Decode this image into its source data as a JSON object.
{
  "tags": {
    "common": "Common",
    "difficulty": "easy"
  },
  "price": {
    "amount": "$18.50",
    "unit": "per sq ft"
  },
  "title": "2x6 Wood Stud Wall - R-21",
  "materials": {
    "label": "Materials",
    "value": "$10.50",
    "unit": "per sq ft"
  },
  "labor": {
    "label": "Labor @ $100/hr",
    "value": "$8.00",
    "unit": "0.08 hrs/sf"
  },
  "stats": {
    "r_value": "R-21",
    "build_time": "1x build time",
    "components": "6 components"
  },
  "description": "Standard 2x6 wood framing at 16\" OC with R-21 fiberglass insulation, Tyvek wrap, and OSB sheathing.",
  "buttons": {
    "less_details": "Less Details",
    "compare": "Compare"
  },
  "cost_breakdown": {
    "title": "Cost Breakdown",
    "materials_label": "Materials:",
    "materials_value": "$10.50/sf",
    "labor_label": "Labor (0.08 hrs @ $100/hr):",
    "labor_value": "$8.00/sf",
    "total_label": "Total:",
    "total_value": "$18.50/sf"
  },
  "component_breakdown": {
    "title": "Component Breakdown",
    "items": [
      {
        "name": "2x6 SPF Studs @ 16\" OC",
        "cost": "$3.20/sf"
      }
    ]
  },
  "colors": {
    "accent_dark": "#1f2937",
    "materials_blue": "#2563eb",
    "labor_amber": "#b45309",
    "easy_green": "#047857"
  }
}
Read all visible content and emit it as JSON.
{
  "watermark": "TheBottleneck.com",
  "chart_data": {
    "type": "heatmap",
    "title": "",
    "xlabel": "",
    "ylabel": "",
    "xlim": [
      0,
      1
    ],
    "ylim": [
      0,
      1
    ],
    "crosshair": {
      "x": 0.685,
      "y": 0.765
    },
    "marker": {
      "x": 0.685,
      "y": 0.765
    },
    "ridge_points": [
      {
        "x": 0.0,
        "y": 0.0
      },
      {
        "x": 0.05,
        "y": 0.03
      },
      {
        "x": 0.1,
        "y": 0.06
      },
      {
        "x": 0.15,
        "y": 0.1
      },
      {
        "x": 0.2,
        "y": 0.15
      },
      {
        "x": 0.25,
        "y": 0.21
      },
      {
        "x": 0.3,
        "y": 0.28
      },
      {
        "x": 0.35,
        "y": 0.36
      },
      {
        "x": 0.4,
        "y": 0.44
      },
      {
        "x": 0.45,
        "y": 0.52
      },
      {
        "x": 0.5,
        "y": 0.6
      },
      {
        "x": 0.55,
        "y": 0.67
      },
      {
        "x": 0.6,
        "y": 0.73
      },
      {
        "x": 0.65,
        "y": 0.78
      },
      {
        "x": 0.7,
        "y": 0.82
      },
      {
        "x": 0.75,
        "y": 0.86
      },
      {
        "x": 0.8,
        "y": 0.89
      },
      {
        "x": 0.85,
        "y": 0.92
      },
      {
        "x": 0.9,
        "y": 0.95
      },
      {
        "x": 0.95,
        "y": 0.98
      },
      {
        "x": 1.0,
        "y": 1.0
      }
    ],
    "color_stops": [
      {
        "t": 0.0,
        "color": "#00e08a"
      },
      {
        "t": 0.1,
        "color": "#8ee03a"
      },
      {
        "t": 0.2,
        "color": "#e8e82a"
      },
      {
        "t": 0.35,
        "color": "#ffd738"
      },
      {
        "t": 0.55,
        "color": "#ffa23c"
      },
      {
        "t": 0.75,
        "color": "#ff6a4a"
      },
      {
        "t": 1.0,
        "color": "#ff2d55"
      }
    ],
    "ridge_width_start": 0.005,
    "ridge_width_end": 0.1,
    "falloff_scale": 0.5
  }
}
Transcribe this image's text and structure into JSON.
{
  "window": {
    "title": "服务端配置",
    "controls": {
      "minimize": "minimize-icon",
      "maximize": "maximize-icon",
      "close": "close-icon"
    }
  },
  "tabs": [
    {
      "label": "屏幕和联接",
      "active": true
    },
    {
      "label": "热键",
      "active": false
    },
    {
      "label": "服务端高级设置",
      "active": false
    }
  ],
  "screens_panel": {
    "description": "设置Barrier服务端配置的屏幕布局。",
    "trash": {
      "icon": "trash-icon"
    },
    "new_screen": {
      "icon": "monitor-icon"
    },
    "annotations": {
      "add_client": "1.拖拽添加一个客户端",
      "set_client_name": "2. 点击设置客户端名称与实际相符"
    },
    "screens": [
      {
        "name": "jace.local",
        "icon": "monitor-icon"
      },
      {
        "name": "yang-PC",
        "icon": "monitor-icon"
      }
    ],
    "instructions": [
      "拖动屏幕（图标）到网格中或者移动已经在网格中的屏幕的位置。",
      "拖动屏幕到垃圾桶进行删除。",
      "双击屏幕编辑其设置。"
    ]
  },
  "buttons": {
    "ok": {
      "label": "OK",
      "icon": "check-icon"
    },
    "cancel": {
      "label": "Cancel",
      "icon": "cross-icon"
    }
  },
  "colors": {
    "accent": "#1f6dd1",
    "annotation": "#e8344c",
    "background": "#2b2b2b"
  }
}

- - - -

All lines from the one with "Transcribe this image's" through the final line above are to be quoted exactly; quote no other line.

Transcribe this image's text and structure into JSON.
{
  "window": {
    "title": "服务端配置",
    "controls": {
      "minimize": "minimize-icon",
      "maximize": "maximize-icon",
      "close": "close-icon"
    }
  },
  "tabs": [
    {
      "label": "屏幕和联接",
      "active": true
    },
    {
      "label": "热键",
      "active": false
    },
    {
      "label": "服务端高级设置",
      "active": false
    }
  ],
  "screens_panel": {
    "description": "设置Barrier服务端配置的屏幕布局。",
    "trash": {
      "icon": "trash-icon"
    },
    "new_screen": {
      "icon": "monitor-icon"
    },
    "annotations": {
      "add_client": "1.拖拽添加一个客户端",
      "set_client_name": "2. 点击设置客户端名称与实际相符"
    },
    "screens": [
      {
        "name": "jace.local",
        "icon": "monitor-icon"
      },
      {
        "name": "yang-PC",
        "icon": "monitor-icon"
      }
    ],
    "instructions": [
      "拖动屏幕（图标）到网格中或者移动已经在网格中的屏幕的位置。",
      "拖动屏幕到垃圾桶进行删除。",
      "双击屏幕编辑其设置。"
    ]
  },
  "buttons": {
    "ok": {
      "label": "OK",
      "icon": "check-icon"
    },
    "cancel": {
      "label": "Cancel",
      "icon": "cross-icon"
    }
  },
  "colors": {
    "accent": "#1f6dd1",
    "annotation": "#e8344c",
    "background": "#2b2b2b"
  }
}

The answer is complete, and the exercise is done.